_WHAT YOU ARE ASKED TO DO_: Send each entry back exactly as given, pictures excluded.

Recorded data:
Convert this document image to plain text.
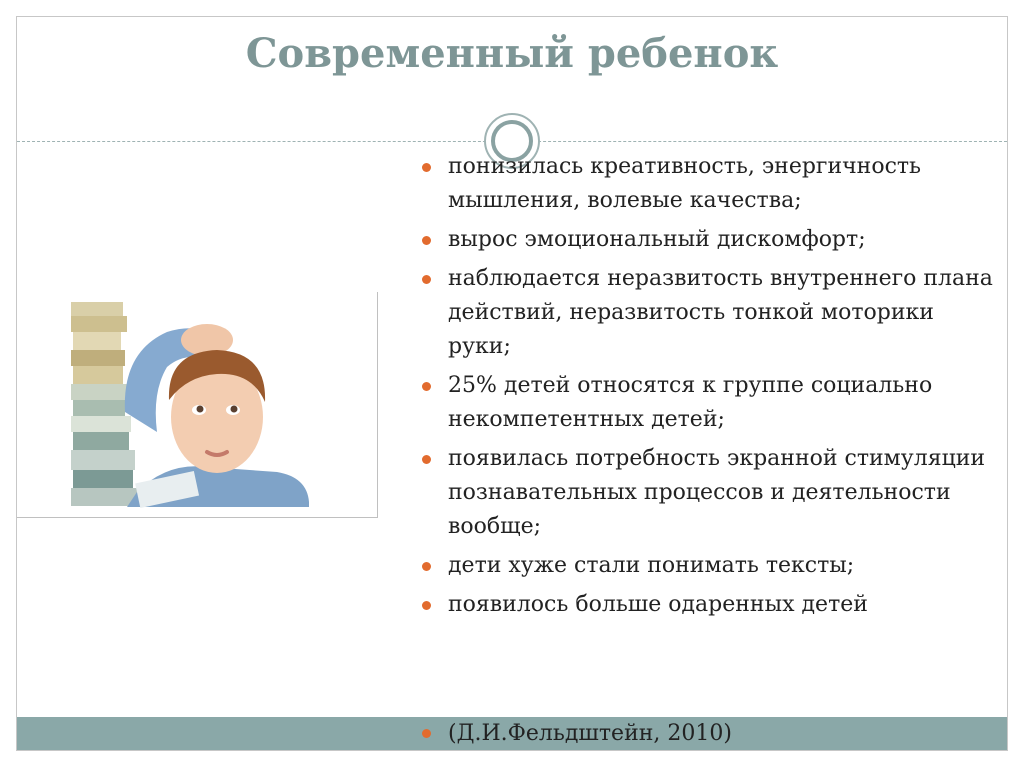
Современный ребенок
понизилась креативность, энергичность мышления, волевые качества;
вырос эмоциональный дискомфорт;
наблюдается неразвитость внутреннего плана действий, неразвитость тонкой моторики руки;
25% детей относятся к группе социально некомпетентных детей;
появилась потребность экранной стимуляции познавательных процессов и деятельности вообще;
дети хуже стали понимать тексты;
появилось больше одаренных детей
(Д.И.Фельдштейн, 2010)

_WRITTEN ANSWER_:
Convert this document image to plain text.
Современный ребенок
понизилась креативность, энергичность мышления, волевые качества;
вырос эмоциональный дискомфорт;
наблюдается неразвитость внутреннего плана действий, неразвитость тонкой моторики руки;
25% детей относятся к группе социально некомпетентных детей;
появилась потребность экранной стимуляции познавательных процессов и деятельности вообще;
дети хуже стали понимать тексты;
появилось больше одаренных детей
(Д.И.Фельдштейн, 2010)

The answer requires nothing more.